-- Begin Records supplied --

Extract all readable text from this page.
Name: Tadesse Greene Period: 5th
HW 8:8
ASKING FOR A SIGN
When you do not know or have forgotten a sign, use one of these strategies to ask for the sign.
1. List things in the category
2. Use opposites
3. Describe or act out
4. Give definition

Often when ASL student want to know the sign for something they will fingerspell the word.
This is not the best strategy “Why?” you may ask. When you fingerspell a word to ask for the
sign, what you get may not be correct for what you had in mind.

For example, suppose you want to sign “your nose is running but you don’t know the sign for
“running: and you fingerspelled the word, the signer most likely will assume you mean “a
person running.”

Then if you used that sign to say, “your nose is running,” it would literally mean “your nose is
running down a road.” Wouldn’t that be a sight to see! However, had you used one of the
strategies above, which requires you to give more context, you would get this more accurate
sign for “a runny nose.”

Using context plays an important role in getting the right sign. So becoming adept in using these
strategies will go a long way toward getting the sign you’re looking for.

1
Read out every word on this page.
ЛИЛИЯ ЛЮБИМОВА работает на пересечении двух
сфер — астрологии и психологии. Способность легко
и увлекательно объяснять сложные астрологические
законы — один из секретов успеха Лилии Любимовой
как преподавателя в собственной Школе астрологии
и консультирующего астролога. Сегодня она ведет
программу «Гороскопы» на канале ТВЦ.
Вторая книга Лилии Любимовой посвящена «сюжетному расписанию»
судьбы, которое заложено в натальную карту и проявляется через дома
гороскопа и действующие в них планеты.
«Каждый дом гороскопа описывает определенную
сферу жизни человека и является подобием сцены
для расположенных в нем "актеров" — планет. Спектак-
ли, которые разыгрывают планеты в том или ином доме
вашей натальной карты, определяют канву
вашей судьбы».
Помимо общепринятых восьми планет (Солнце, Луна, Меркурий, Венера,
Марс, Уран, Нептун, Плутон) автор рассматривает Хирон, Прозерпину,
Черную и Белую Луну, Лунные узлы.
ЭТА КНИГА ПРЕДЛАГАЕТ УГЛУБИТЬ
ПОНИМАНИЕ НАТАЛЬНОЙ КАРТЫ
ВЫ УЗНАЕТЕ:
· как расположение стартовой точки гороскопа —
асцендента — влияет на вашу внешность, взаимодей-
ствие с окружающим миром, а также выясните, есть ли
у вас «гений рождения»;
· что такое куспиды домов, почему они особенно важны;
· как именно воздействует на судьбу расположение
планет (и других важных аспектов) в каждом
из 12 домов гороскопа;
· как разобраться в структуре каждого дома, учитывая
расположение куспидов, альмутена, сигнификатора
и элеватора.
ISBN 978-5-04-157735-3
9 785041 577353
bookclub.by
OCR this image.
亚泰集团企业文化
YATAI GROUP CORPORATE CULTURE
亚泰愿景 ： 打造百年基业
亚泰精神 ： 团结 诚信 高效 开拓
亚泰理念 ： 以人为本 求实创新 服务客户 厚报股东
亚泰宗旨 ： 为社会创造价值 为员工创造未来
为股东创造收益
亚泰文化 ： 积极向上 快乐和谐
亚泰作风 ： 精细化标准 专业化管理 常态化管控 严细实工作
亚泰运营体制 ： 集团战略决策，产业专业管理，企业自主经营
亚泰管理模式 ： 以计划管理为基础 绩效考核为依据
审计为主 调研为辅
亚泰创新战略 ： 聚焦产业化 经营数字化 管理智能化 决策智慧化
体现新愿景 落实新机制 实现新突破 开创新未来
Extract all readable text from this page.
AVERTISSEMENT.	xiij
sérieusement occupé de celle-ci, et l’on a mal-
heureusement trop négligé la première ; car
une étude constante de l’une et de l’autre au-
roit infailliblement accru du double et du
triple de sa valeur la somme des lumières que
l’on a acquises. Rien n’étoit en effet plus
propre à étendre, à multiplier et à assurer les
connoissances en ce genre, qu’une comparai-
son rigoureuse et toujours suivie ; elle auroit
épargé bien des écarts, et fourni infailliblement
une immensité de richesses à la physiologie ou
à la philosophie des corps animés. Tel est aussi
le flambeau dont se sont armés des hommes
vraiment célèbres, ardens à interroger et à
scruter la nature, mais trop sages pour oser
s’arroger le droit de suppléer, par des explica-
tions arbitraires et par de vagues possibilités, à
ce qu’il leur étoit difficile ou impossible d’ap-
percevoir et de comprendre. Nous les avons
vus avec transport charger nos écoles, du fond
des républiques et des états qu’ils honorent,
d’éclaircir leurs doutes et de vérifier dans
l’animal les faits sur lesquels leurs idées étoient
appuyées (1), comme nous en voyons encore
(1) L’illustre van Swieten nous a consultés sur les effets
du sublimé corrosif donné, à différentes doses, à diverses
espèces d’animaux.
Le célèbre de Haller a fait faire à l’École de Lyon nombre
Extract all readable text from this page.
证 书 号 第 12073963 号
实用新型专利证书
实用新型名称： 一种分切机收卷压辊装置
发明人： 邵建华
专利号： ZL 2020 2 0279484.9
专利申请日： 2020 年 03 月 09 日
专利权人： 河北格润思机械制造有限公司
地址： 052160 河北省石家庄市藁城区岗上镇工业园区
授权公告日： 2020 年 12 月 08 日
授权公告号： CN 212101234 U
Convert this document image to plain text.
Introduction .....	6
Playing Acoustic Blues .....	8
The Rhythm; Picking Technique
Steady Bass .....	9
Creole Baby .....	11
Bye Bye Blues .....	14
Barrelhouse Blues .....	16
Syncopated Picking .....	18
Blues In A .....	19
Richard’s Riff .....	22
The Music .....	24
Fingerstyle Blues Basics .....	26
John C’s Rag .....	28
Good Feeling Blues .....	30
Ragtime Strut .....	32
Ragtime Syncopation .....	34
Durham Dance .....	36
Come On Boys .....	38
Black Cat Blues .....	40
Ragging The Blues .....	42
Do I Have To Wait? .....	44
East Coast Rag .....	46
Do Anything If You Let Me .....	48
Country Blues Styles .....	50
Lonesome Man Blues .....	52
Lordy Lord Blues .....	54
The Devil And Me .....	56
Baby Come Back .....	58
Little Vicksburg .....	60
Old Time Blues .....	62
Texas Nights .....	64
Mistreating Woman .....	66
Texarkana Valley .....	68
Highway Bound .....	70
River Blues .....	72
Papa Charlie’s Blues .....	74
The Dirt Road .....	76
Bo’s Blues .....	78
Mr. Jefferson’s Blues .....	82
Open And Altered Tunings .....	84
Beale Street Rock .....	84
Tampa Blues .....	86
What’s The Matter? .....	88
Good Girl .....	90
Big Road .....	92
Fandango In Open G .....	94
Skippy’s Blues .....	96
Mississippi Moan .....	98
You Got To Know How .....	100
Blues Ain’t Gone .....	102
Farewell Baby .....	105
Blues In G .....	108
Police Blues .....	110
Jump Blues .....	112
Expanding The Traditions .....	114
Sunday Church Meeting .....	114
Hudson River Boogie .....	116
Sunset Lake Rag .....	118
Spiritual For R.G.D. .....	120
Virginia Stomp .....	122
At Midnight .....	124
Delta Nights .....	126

-- End Records supplied --

Every entry above needs to be quoted exactly.

Exercise solution:
Extract all readable text from this page.
Name: Tadesse Greene Period: 5th
HW 8:8
ASKING FOR A SIGN
When you do not know or have forgotten a sign, use one of these strategies to ask for the sign.
1. List things in the category
2. Use opposites
3. Describe or act out
4. Give definition

Often when ASL student want to know the sign for something they will fingerspell the word.
This is not the best strategy “Why?” you may ask. When you fingerspell a word to ask for the
sign, what you get may not be correct for what you had in mind.

For example, suppose you want to sign “your nose is running but you don’t know the sign for
“running: and you fingerspelled the word, the signer most likely will assume you mean “a
person running.”

Then if you used that sign to say, “your nose is running,” it would literally mean “your nose is
running down a road.” Wouldn’t that be a sight to see! However, had you used one of the
strategies above, which requires you to give more context, you would get this more accurate
sign for “a runny nose.”

Using context plays an important role in getting the right sign. So becoming adept in using these
strategies will go a long way toward getting the sign you’re looking for.

1
Read out every word on this page.
ЛИЛИЯ ЛЮБИМОВА работает на пересечении двух
сфер — астрологии и психологии. Способность легко
и увлекательно объяснять сложные астрологические
законы — один из секретов успеха Лилии Любимовой
как преподавателя в собственной Школе астрологии
и консультирующего астролога. Сегодня она ведет
программу «Гороскопы» на канале ТВЦ.
Вторая книга Лилии Любимовой посвящена «сюжетному расписанию»
судьбы, которое заложено в натальную карту и проявляется через дома
гороскопа и действующие в них планеты.
«Каждый дом гороскопа описывает определенную
сферу жизни человека и является подобием сцены
для расположенных в нем "актеров" — планет. Спектак-
ли, которые разыгрывают планеты в том или ином доме
вашей натальной карты, определяют канву
вашей судьбы».
Помимо общепринятых восьми планет (Солнце, Луна, Меркурий, Венера,
Марс, Уран, Нептун, Плутон) автор рассматривает Хирон, Прозерпину,
Черную и Белую Луну, Лунные узлы.
ЭТА КНИГА ПРЕДЛАГАЕТ УГЛУБИТЬ
ПОНИМАНИЕ НАТАЛЬНОЙ КАРТЫ
ВЫ УЗНАЕТЕ:
· как расположение стартовой точки гороскопа —
асцендента — влияет на вашу внешность, взаимодей-
ствие с окружающим миром, а также выясните, есть ли
у вас «гений рождения»;
· что такое куспиды домов, почему они особенно важны;
· как именно воздействует на судьбу расположение
планет (и других важных аспектов) в каждом
из 12 домов гороскопа;
· как разобраться в структуре каждого дома, учитывая
расположение куспидов, альмутена, сигнификатора
и элеватора.
ISBN 978-5-04-157735-3
9 785041 577353
bookclub.by
OCR this image.
亚泰集团企业文化
YATAI GROUP CORPORATE CULTURE
亚泰愿景 ： 打造百年基业
亚泰精神 ： 团结 诚信 高效 开拓
亚泰理念 ： 以人为本 求实创新 服务客户 厚报股东
亚泰宗旨 ： 为社会创造价值 为员工创造未来
为股东创造收益
亚泰文化 ： 积极向上 快乐和谐
亚泰作风 ： 精细化标准 专业化管理 常态化管控 严细实工作
亚泰运营体制 ： 集团战略决策，产业专业管理，企业自主经营
亚泰管理模式 ： 以计划管理为基础 绩效考核为依据
审计为主 调研为辅
亚泰创新战略 ： 聚焦产业化 经营数字化 管理智能化 决策智慧化
体现新愿景 落实新机制 实现新突破 开创新未来
Extract all readable text from this page.
AVERTISSEMENT.	xiij
sérieusement occupé de celle-ci, et l’on a mal-
heureusement trop négligé la première ; car
une étude constante de l’une et de l’autre au-
roit infailliblement accru du double et du
triple de sa valeur la somme des lumières que
l’on a acquises. Rien n’étoit en effet plus
propre à étendre, à multiplier et à assurer les
connoissances en ce genre, qu’une comparai-
son rigoureuse et toujours suivie ; elle auroit
épargé bien des écarts, et fourni infailliblement
une immensité de richesses à la physiologie ou
à la philosophie des corps animés. Tel est aussi
le flambeau dont se sont armés des hommes
vraiment célèbres, ardens à interroger et à
scruter la nature, mais trop sages pour oser
s’arroger le droit de suppléer, par des explica-
tions arbitraires et par de vagues possibilités, à
ce qu’il leur étoit difficile ou impossible d’ap-
percevoir et de comprendre. Nous les avons
vus avec transport charger nos écoles, du fond
des républiques et des états qu’ils honorent,
d’éclaircir leurs doutes et de vérifier dans
l’animal les faits sur lesquels leurs idées étoient
appuyées (1), comme nous en voyons encore
(1) L’illustre van Swieten nous a consultés sur les effets
du sublimé corrosif donné, à différentes doses, à diverses
espèces d’animaux.
Le célèbre de Haller a fait faire à l’École de Lyon nombre
Extract all readable text from this page.
证 书 号 第 12073963 号
实用新型专利证书
实用新型名称： 一种分切机收卷压辊装置
发明人： 邵建华
专利号： ZL 2020 2 0279484.9
专利申请日： 2020 年 03 月 09 日
专利权人： 河北格润思机械制造有限公司
地址： 052160 河北省石家庄市藁城区岗上镇工业园区
授权公告日： 2020 年 12 月 08 日
授权公告号： CN 212101234 U
Convert this document image to plain text.
Introduction .....	6
Playing Acoustic Blues .....	8
The Rhythm; Picking Technique
Steady Bass .....	9
Creole Baby .....	11
Bye Bye Blues .....	14
Barrelhouse Blues .....	16
Syncopated Picking .....	18
Blues In A .....	19
Richard’s Riff .....	22
The Music .....	24
Fingerstyle Blues Basics .....	26
John C’s Rag .....	28
Good Feeling Blues .....	30
Ragtime Strut .....	32
Ragtime Syncopation .....	34
Durham Dance .....	36
Come On Boys .....	38
Black Cat Blues .....	40
Ragging The Blues .....	42
Do I Have To Wait? .....	44
East Coast Rag .....	46
Do Anything If You Let Me .....	48
Country Blues Styles .....	50
Lonesome Man Blues .....	52
Lordy Lord Blues .....	54
The Devil And Me .....	56
Baby Come Back .....	58
Little Vicksburg .....	60
Old Time Blues .....	62
Texas Nights .....	64
Mistreating Woman .....	66
Texarkana Valley .....	68
Highway Bound .....	70
River Blues .....	72
Papa Charlie’s Blues .....	74
The Dirt Road .....	76
Bo’s Blues .....	78
Mr. Jefferson’s Blues .....	82
Open And Altered Tunings .....	84
Beale Street Rock .....	84
Tampa Blues .....	86
What’s The Matter? .....	88
Good Girl .....	90
Big Road .....	92
Fandango In Open G .....	94
Skippy’s Blues .....	96
Mississippi Moan .....	98
You Got To Know How .....	100
Blues Ain’t Gone .....	102
Farewell Baby .....	105
Blues In G .....	108
Police Blues .....	110
Jump Blues .....	112
Expanding The Traditions .....	114
Sunday Church Meeting .....	114
Hudson River Boogie .....	116
Sunset Lake Rag .....	118
Spiritual For R.G.D. .....	120
Virginia Stomp .....	122
At Midnight .....	124
Delta Nights .....	126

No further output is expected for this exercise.